- Exercise task -
Find the number of lines in these records where the word "thyroid" appears. Reply with that number and nothing more.

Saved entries
- - - - -

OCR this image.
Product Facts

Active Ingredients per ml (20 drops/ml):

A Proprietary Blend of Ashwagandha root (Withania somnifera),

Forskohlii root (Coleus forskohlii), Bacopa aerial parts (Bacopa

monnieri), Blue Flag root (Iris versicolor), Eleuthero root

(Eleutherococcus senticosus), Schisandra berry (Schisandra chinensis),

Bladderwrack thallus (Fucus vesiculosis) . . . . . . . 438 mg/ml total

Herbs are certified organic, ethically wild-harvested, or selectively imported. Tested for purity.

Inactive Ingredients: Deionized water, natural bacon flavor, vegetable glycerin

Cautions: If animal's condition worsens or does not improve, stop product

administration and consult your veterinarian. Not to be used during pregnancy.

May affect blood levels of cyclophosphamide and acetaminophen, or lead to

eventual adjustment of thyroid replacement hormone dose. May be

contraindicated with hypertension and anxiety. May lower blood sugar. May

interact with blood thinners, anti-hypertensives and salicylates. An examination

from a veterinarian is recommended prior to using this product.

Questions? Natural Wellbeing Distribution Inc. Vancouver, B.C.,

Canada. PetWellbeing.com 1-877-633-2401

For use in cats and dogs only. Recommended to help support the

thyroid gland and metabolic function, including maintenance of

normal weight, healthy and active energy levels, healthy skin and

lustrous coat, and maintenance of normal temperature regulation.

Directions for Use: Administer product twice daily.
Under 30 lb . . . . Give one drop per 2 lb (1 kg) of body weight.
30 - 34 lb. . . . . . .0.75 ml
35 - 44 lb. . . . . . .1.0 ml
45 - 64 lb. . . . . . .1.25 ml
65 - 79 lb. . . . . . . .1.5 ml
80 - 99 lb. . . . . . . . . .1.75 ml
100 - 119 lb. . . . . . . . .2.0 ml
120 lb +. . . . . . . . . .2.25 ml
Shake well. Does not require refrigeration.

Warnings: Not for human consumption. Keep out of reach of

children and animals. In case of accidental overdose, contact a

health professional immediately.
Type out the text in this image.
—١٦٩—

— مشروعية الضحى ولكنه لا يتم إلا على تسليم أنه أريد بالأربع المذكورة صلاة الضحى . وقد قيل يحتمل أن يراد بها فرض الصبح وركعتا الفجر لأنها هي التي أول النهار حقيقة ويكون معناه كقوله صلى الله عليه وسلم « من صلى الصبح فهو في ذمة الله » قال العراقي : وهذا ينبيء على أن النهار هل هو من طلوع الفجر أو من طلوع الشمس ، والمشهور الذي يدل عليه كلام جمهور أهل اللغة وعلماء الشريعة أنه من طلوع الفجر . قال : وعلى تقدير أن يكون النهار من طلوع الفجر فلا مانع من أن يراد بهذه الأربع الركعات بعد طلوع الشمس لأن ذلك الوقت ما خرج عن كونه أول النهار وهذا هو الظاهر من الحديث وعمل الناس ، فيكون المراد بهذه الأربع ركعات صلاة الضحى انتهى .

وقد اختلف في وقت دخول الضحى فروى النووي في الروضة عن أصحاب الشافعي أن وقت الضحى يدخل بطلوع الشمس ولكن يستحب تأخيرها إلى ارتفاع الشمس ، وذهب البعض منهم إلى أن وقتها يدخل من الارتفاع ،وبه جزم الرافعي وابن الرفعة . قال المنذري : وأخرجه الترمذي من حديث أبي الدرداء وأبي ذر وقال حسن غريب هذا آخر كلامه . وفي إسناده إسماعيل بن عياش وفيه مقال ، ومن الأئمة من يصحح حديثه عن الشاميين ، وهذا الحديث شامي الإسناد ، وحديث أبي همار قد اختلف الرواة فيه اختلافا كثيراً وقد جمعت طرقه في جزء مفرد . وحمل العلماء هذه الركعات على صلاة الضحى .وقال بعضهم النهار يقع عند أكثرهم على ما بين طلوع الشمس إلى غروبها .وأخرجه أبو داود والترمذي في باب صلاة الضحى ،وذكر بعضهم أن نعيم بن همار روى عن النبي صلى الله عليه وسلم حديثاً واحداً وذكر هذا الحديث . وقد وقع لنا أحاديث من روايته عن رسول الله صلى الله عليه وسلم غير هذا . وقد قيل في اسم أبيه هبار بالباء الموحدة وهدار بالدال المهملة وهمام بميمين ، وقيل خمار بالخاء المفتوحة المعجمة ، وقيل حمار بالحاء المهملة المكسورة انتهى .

- - - - -

- Written reply -
2